> _PROBLEM STATEMENT_:
Pick out each line of the records that includes the string "label", and copy it.

> _DATA PROVIDED_:
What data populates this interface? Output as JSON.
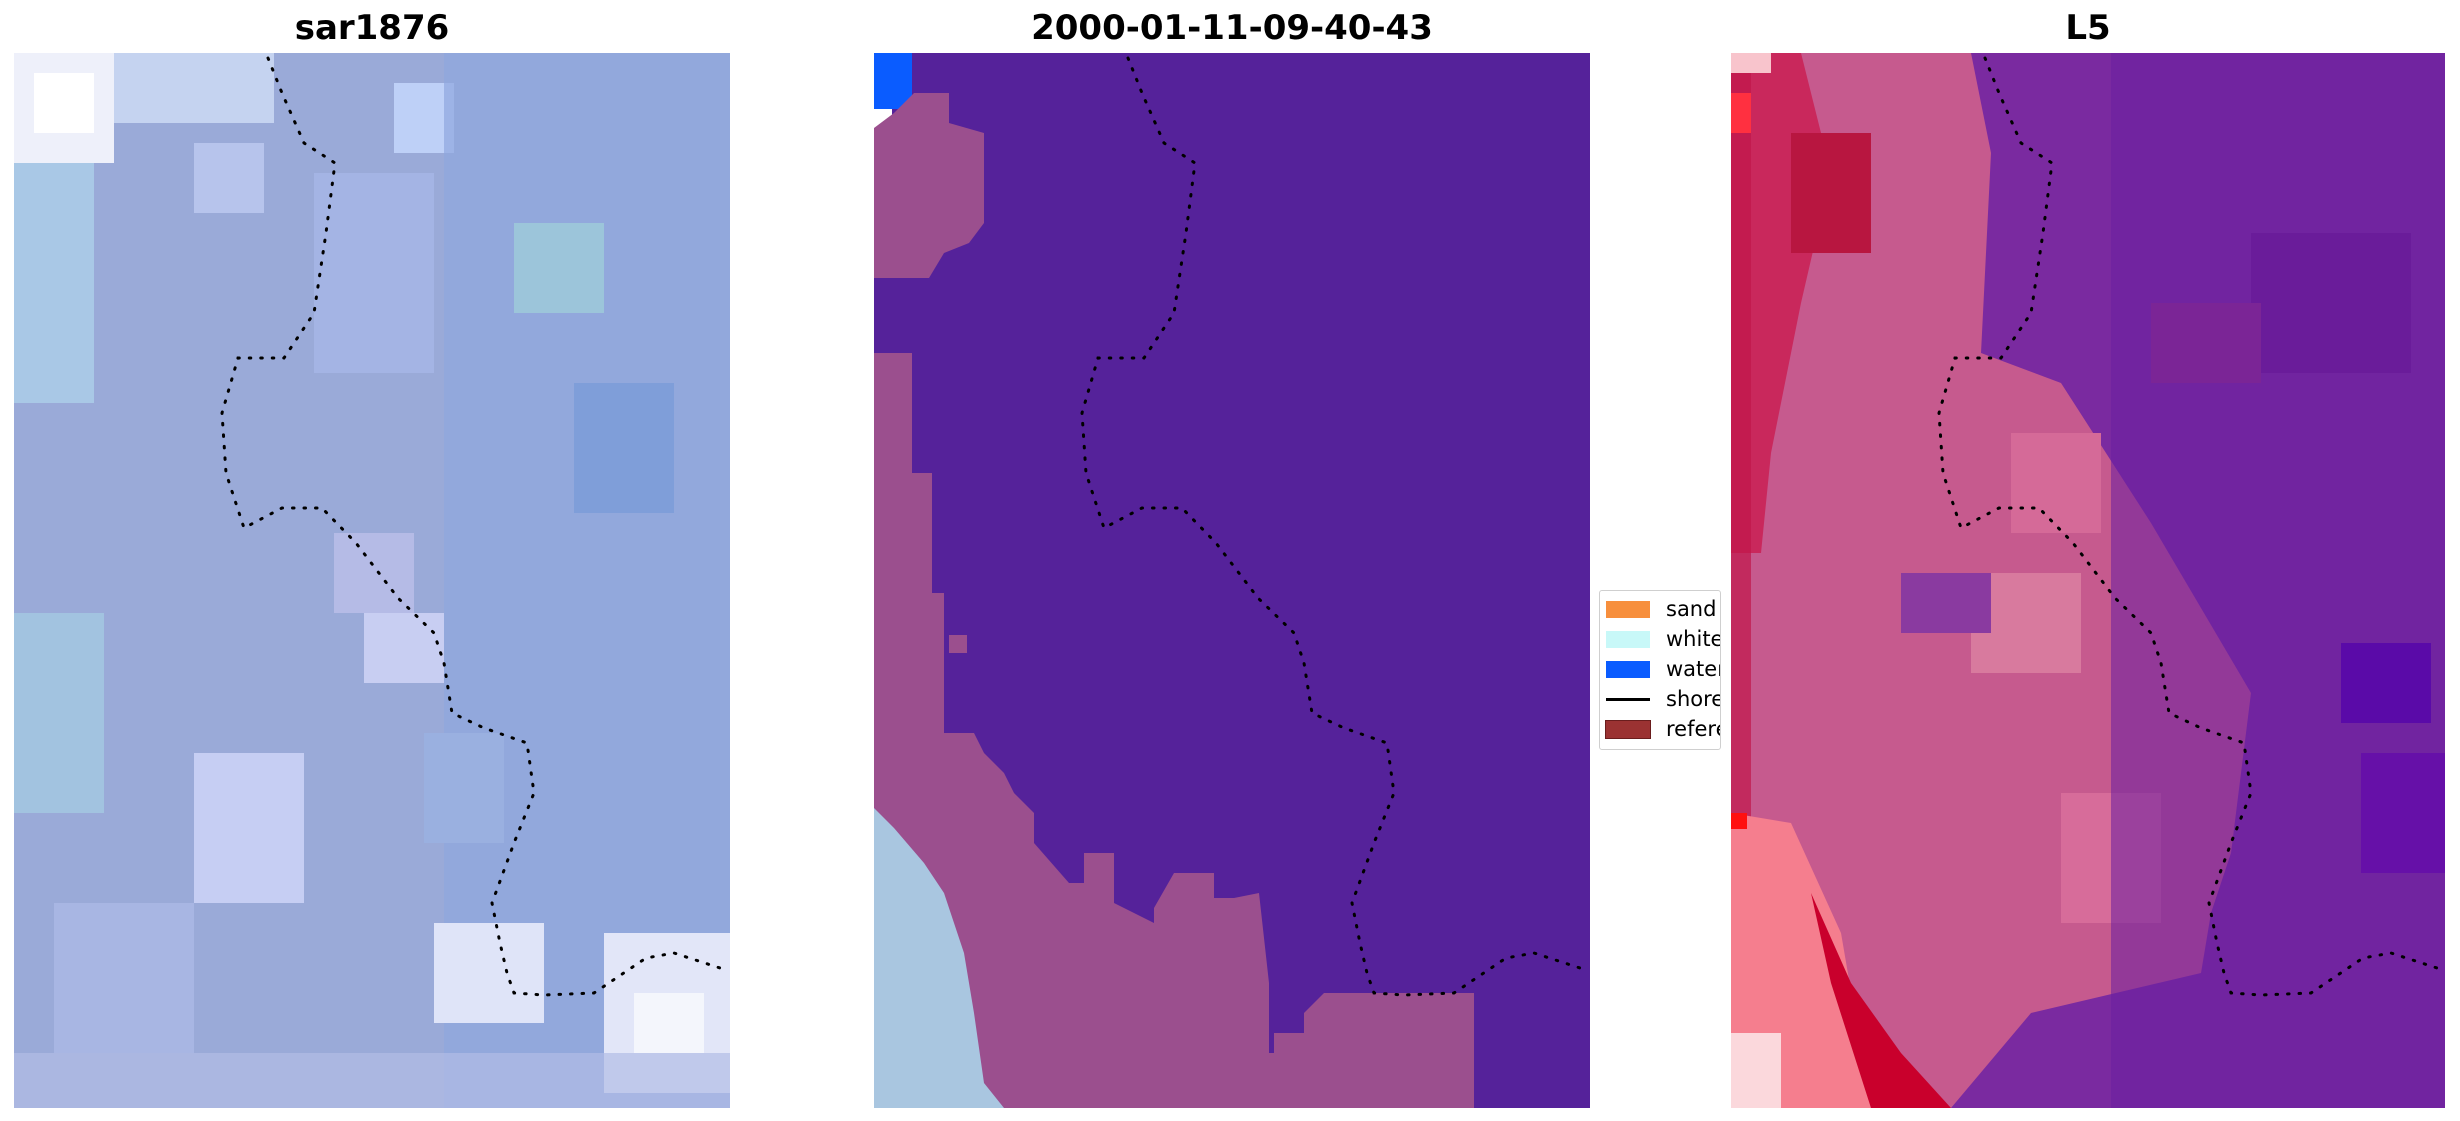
{
  "panels": [
    {
      "title": "sar1876",
      "kind": "rgb-image"
    },
    {
      "title": "2000-01-11-09-40-43",
      "kind": "classification-overlay"
    },
    {
      "title": "L5",
      "kind": "index-heatmap"
    }
  ],
  "legend": {
    "items": [
      {
        "label": "sand",
        "type": "patch",
        "color": "#f78f3d"
      },
      {
        "label": "whitewater",
        "type": "patch",
        "color": "#c8f8f8"
      },
      {
        "label": "water",
        "type": "patch",
        "color": "#0a5cff"
      },
      {
        "label": "shoreline",
        "type": "line",
        "color": "#000000"
      },
      {
        "label": "reference region",
        "type": "patch",
        "color": "#9b3232"
      }
    ]
  },
  "colors": {
    "rgb_base": "#9aaad8",
    "class_land": "#55229a",
    "class_reference": "#9b4f8e",
    "class_whitewater": "#a9c6e0",
    "class_water": "#0a5cff",
    "heat_low": "#6a1fa0",
    "heat_mid": "#c65a8e",
    "heat_high": "#c4002a",
    "shoreline": "#000000"
  }
}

> _SOLUTION TO THE EXERCISE_:
        "label": "sand",
        "label": "whitewater",
        "label": "water",
        "label": "shoreline",
        "label": "reference region",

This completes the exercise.